— PROBLEM REQUIREMENTS —
Reproduce in full, word for word, the commentary below on Iran's declining fertility.

TEXT SECTION START

Iran growing ever weaker

David Goldman:
Iran is dying, and no one knows it better than Vladimir Putin, who worked successfully to raise Russia’s fertility rate, unlike Iran’s theocrats, who have failed to persuade Iranians to have children.

Russia’s relationship to the only Shi’ite state of significance is less an alliance than a dalliance, motivated by Moscow’s fear of Sunni radicalism and its desire to establish a strategic beachhead in the Middle East.

But Iran is a depreciating asset whose value will disappear within a 20-year horizon. The question is not whether, but at what price Russia will trade it away.

A few salient facts clarify the picture.

First, Iran may well become the first country in the world that will get old before it gets rich. Its fertility rate (the number of live births over the lifetime of an average woman) fell from 7 in 1979 to perhaps 1.7 today.

That produced an enormous generation of people now in their 20s to 40s who have very few children. As this generation ages, the proportion of Iranians over the age of 60 will soar from about 7% today to around 40% by mid-century.

Other countries face an aging crisis, but with ten times the per capita income: Iran’s nominal GDP per capita is only US$5,300, compared with US$56,000 for the United States, for example.No poor country can care for an elderly population comprising two-fifths of the total. Iran will undergo an economic disaster unprecedented in history. That is baked in the cake, and nothing its government can do will make much different at this late stage.

TEXT SECTION END
SUPPLIED INFORMATION START

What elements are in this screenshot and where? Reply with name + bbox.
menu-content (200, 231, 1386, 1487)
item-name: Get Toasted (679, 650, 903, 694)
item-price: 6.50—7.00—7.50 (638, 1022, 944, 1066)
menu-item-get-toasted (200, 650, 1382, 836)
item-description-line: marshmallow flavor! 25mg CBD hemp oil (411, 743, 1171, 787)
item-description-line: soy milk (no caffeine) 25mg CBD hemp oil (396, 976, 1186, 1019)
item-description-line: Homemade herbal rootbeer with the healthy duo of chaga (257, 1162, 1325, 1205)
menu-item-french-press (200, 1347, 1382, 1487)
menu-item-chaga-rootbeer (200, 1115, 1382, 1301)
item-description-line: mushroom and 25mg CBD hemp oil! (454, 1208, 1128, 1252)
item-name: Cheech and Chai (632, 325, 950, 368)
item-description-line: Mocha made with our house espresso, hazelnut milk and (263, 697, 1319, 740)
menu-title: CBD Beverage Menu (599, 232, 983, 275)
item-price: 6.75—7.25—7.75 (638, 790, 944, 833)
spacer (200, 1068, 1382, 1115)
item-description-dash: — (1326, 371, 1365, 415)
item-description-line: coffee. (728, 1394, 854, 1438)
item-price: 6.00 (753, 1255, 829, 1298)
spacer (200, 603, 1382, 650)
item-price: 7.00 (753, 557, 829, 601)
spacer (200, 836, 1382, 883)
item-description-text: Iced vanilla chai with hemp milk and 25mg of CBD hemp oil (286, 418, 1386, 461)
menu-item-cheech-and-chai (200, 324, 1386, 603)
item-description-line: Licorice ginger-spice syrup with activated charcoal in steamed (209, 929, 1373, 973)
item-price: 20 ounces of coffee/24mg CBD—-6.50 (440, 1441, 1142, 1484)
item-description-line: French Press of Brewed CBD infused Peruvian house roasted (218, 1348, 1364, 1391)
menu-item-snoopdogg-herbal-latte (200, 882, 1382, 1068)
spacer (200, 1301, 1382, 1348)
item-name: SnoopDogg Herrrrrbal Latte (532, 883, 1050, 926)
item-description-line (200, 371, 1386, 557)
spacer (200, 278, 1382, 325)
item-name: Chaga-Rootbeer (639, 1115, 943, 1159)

SUPPLIED INFORMATION END

— OUTPUT OF THE TASK —
Iran growing ever weaker

David Goldman:
Iran is dying, and no one knows it better than Vladimir Putin, who worked successfully to raise Russia’s fertility rate, unlike Iran’s theocrats, who have failed to persuade Iranians to have children.

Russia’s relationship to the only Shi’ite state of significance is less an alliance than a dalliance, motivated by Moscow’s fear of Sunni radicalism and its desire to establish a strategic beachhead in the Middle East.

But Iran is a depreciating asset whose value will disappear within a 20-year horizon. The question is not whether, but at what price Russia will trade it away.

A few salient facts clarify the picture.

First, Iran may well become the first country in the world that will get old before it gets rich. Its fertility rate (the number of live births over the lifetime of an average woman) fell from 7 in 1979 to perhaps 1.7 today.

That produced an enormous generation of people now in their 20s to 40s who have very few children. As this generation ages, the proportion of Iranians over the age of 60 will soar from about 7% today to around 40% by mid-century.

Other countries face an aging crisis, but with ten times the per capita income: Iran’s nominal GDP per capita is only US$5,300, compared with US$56,000 for the United States, for example.No poor country can care for an elderly population comprising two-fifths of the total. Iran will undergo an economic disaster unprecedented in history. That is baked in the cake, and nothing its government can do will make much different at this late stage.